[Problem description]:
Below are records to transcribe exactly, without their pictures.

(A run of records)
------------------------------------------------

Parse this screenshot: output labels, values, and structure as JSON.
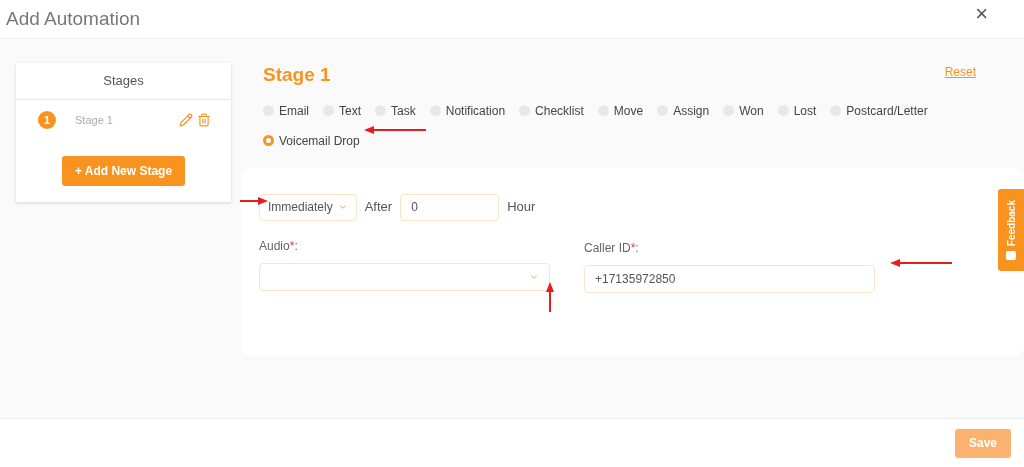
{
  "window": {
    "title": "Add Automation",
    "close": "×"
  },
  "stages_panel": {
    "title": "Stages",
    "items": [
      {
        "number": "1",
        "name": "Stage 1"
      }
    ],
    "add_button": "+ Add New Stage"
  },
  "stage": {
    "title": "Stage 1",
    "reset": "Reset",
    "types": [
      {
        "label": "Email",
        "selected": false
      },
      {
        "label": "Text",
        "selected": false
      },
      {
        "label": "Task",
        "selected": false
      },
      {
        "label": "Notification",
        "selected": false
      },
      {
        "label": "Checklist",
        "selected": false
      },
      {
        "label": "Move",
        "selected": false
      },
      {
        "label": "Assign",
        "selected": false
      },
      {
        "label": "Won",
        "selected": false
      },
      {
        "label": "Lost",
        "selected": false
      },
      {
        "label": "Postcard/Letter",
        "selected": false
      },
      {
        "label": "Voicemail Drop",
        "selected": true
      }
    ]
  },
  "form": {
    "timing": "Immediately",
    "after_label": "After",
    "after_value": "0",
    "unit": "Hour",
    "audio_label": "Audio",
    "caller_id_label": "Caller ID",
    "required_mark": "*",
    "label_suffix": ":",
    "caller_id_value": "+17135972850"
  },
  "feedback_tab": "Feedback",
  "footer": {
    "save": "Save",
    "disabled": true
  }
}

------------------------------------------------

[Answer to the task]:
Parse this screenshot: output labels, values, and structure as JSON.
{
  "window": {
    "title": "Add Automation",
    "close": "×"
  },
  "stages_panel": {
    "title": "Stages",
    "items": [
      {
        "number": "1",
        "name": "Stage 1"
      }
    ],
    "add_button": "+ Add New Stage"
  },
  "stage": {
    "title": "Stage 1",
    "reset": "Reset",
    "types": [
      {
        "label": "Email",
        "selected": false
      },
      {
        "label": "Text",
        "selected": false
      },
      {
        "label": "Task",
        "selected": false
      },
      {
        "label": "Notification",
        "selected": false
      },
      {
        "label": "Checklist",
        "selected": false
      },
      {
        "label": "Move",
        "selected": false
      },
      {
        "label": "Assign",
        "selected": false
      },
      {
        "label": "Won",
        "selected": false
      },
      {
        "label": "Lost",
        "selected": false
      },
      {
        "label": "Postcard/Letter",
        "selected": false
      },
      {
        "label": "Voicemail Drop",
        "selected": true
      }
    ]
  },
  "form": {
    "timing": "Immediately",
    "after_label": "After",
    "after_value": "0",
    "unit": "Hour",
    "audio_label": "Audio",
    "caller_id_label": "Caller ID",
    "required_mark": "*",
    "label_suffix": ":",
    "caller_id_value": "+17135972850"
  },
  "feedback_tab": "Feedback",
  "footer": {
    "save": "Save",
    "disabled": true
  }
}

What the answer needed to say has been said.